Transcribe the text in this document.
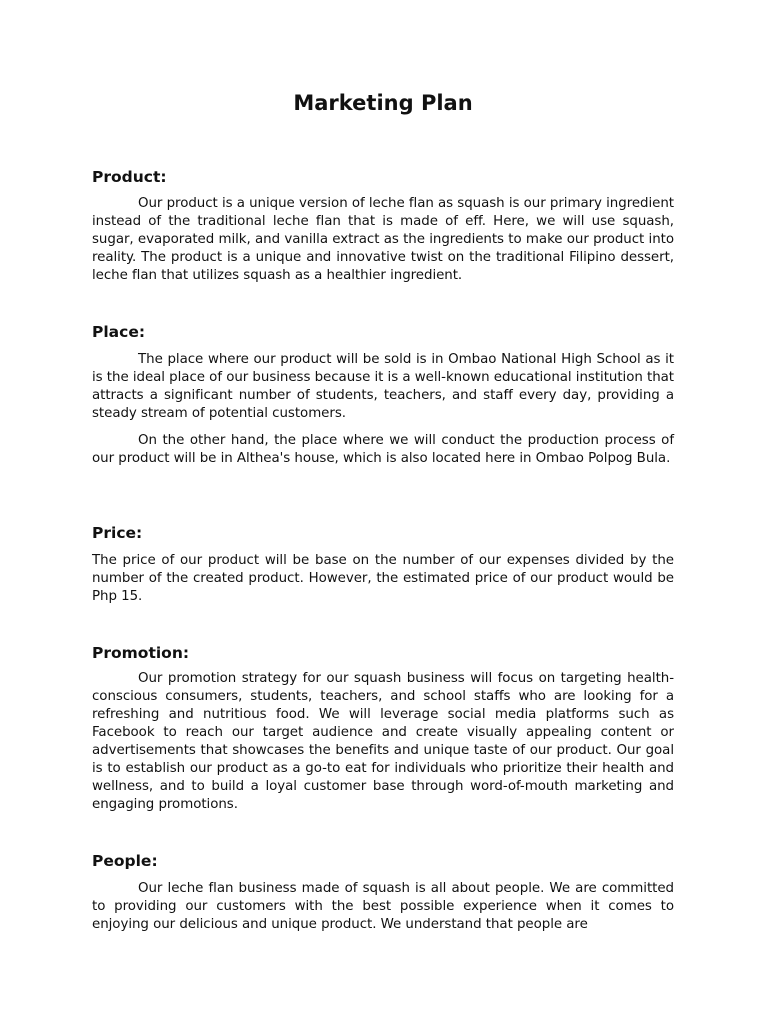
Marketing Plan
Product:

Our product is a unique version of leche flan as squash is our primary ingredient instead of the traditional leche flan that is made of eff. Here, we will use squash, sugar, evaporated milk, and vanilla extract as the ingredients to make our product into reality. The product is a unique and innovative twist on the traditional Filipino dessert, leche flan that utilizes squash as a healthier ingredient.

Place:

The place where our product will be sold is in Ombao National High School as it is the ideal place of our business because it is a well-known educational institution that attracts a significant number of students, teachers, and staff every day, providing a steady stream of potential customers.

On the other hand, the place where we will conduct the production process of our product will be in Althea's house, which is also located here in Ombao Polpog Bula.

Price:

The price of our product will be base on the number of our expenses divided by the number of the created product. However, the estimated price of our product would be Php 15.

Promotion:

Our promotion strategy for our squash business will focus on targeting health-conscious consumers, students, teachers, and school staffs who are looking for a refreshing and nutritious food. We will leverage social media platforms such as Facebook to reach our target audience and create visually appealing content or advertisements that showcases the benefits and unique taste of our product. Our goal is to establish our product as a go-to eat for individuals who prioritize their health and wellness, and to build a loyal customer base through word-of-mouth marketing and engaging promotions.

People:

Our leche flan business made of squash is all about people. We are committed to providing our customers with the best possible experience when it comes to enjoying our delicious and unique product. We understand that people are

........

WHAT THIS TASK INVOLVES: Copy each line above that contains the string "Ombao".

COMPLETED EXERCISE:
The place where our product will be sold is in Ombao National High School as it is the ideal place of our business because it is a well-known educational institution that attracts a significant number of students, teachers, and staff every day, providing a steady stream of potential customers.
On the other hand, the place where we will conduct the production process of our product will be in Althea's house, which is also located here in Ombao Polpog Bula.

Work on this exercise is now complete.